[Start of Entries shown]

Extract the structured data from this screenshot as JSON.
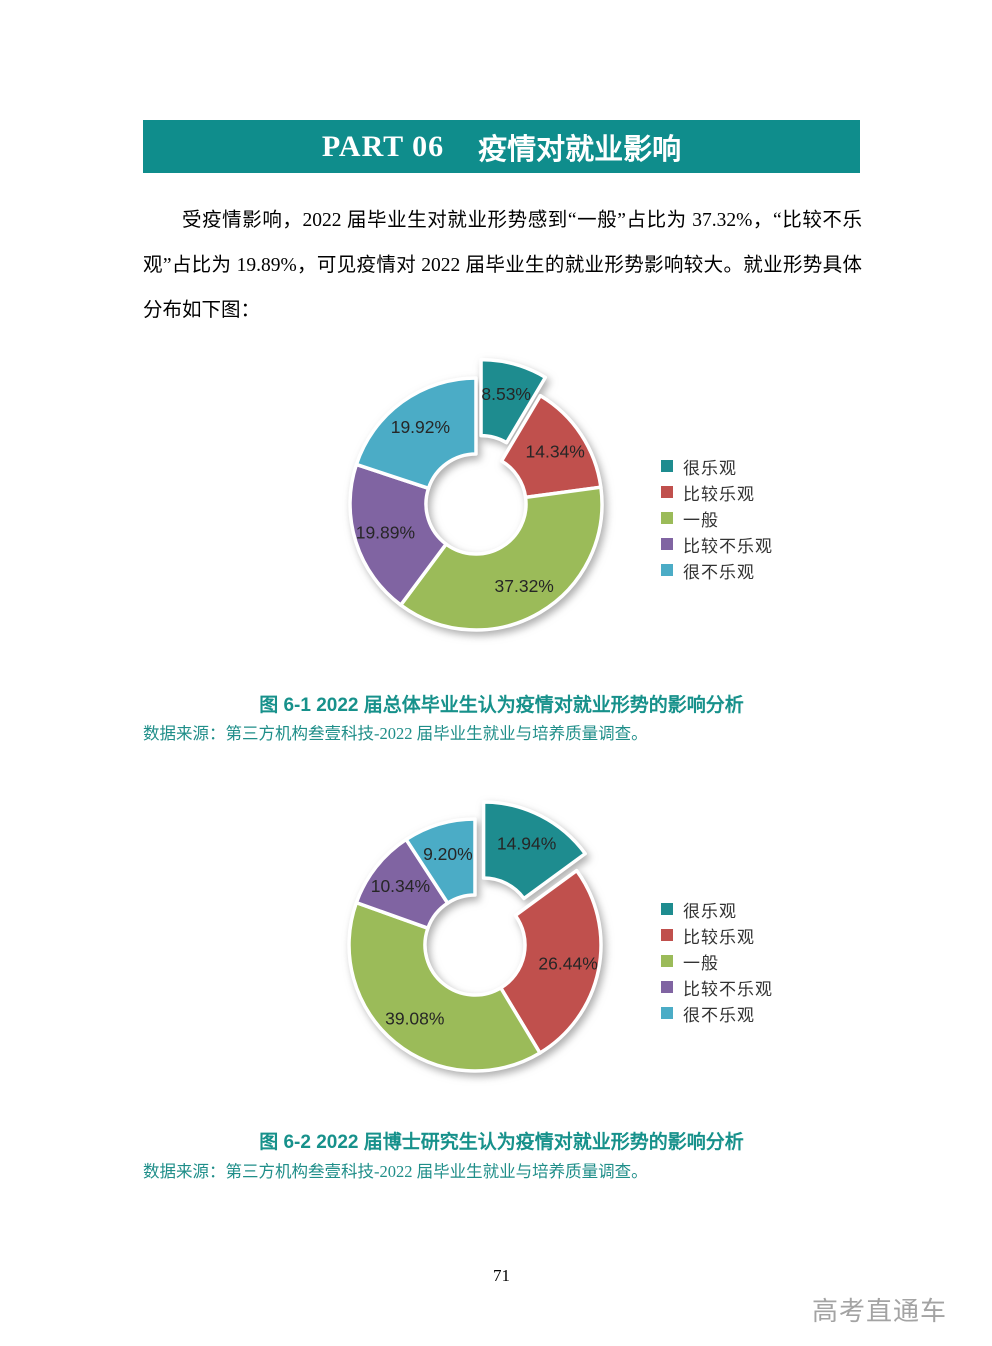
{
  "header": {
    "part": "PART 06",
    "title": "疫情对就业影响",
    "band_color": "#0f8d8c"
  },
  "paragraph": "受疫情影响，2022 届毕业生对就业形势感到“一般”占比为 37.32%，“比较不乐观”占比为 19.89%，可见疫情对 2022 届毕业生的就业形势影响较大。就业形势具体分布如下图：",
  "figures": [
    {
      "caption": "图  6-1  2022 届总体毕业生认为疫情对就业形势的影响分析",
      "source": "数据来源：第三方机构叁壹科技-2022 届毕业生就业与培养质量调查。"
    },
    {
      "caption": "图  6-2  2022 届博士研究生认为疫情对就业形势的影响分析",
      "source": "数据来源：第三方机构叁壹科技-2022 届毕业生就业与培养质量调查。"
    }
  ],
  "chart_data": [
    {
      "type": "pie",
      "subtype": "donut",
      "title": "2022 届总体毕业生认为疫情对就业形势的影响分析",
      "categories": [
        "很乐观",
        "比较乐观",
        "一般",
        "比较不乐观",
        "很不乐观"
      ],
      "values": [
        8.53,
        14.34,
        37.32,
        19.89,
        19.92
      ],
      "colors": [
        "#1e8c8f",
        "#c0504d",
        "#9bbb59",
        "#8064a2",
        "#4bacc6"
      ],
      "data_label_format": "0.00%",
      "exploded_index": 0,
      "start_angle_deg": 0,
      "direction": "clockwise",
      "hole_ratio": 0.4,
      "legend_position": "right"
    },
    {
      "type": "pie",
      "subtype": "donut",
      "title": "2022 届博士研究生认为疫情对就业形势的影响分析",
      "categories": [
        "很乐观",
        "比较乐观",
        "一般",
        "比较不乐观",
        "很不乐观"
      ],
      "values": [
        14.94,
        26.44,
        39.08,
        10.34,
        9.2
      ],
      "colors": [
        "#1e8c8f",
        "#c0504d",
        "#9bbb59",
        "#8064a2",
        "#4bacc6"
      ],
      "data_label_format": "0.00%",
      "exploded_index": 0,
      "start_angle_deg": 0,
      "direction": "clockwise",
      "hole_ratio": 0.4,
      "legend_position": "right"
    }
  ],
  "footer": {
    "page_number": "71",
    "watermark": "高考直通车"
  }
}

[End of Entries shown]

Exercise requirements — Print the complete listing exactly as it stands, without its pictures.

Exercise result —
Extract the structured data from this screenshot as JSON.
{
  "header": {
    "part": "PART 06",
    "title": "疫情对就业影响",
    "band_color": "#0f8d8c"
  },
  "paragraph": "受疫情影响，2022 届毕业生对就业形势感到“一般”占比为 37.32%，“比较不乐观”占比为 19.89%，可见疫情对 2022 届毕业生的就业形势影响较大。就业形势具体分布如下图：",
  "figures": [
    {
      "caption": "图  6-1  2022 届总体毕业生认为疫情对就业形势的影响分析",
      "source": "数据来源：第三方机构叁壹科技-2022 届毕业生就业与培养质量调查。"
    },
    {
      "caption": "图  6-2  2022 届博士研究生认为疫情对就业形势的影响分析",
      "source": "数据来源：第三方机构叁壹科技-2022 届毕业生就业与培养质量调查。"
    }
  ],
  "chart_data": [
    {
      "type": "pie",
      "subtype": "donut",
      "title": "2022 届总体毕业生认为疫情对就业形势的影响分析",
      "categories": [
        "很乐观",
        "比较乐观",
        "一般",
        "比较不乐观",
        "很不乐观"
      ],
      "values": [
        8.53,
        14.34,
        37.32,
        19.89,
        19.92
      ],
      "colors": [
        "#1e8c8f",
        "#c0504d",
        "#9bbb59",
        "#8064a2",
        "#4bacc6"
      ],
      "data_label_format": "0.00%",
      "exploded_index": 0,
      "start_angle_deg": 0,
      "direction": "clockwise",
      "hole_ratio": 0.4,
      "legend_position": "right"
    },
    {
      "type": "pie",
      "subtype": "donut",
      "title": "2022 届博士研究生认为疫情对就业形势的影响分析",
      "categories": [
        "很乐观",
        "比较乐观",
        "一般",
        "比较不乐观",
        "很不乐观"
      ],
      "values": [
        14.94,
        26.44,
        39.08,
        10.34,
        9.2
      ],
      "colors": [
        "#1e8c8f",
        "#c0504d",
        "#9bbb59",
        "#8064a2",
        "#4bacc6"
      ],
      "data_label_format": "0.00%",
      "exploded_index": 0,
      "start_angle_deg": 0,
      "direction": "clockwise",
      "hole_ratio": 0.4,
      "legend_position": "right"
    }
  ],
  "footer": {
    "page_number": "71",
    "watermark": "高考直通车"
  }
}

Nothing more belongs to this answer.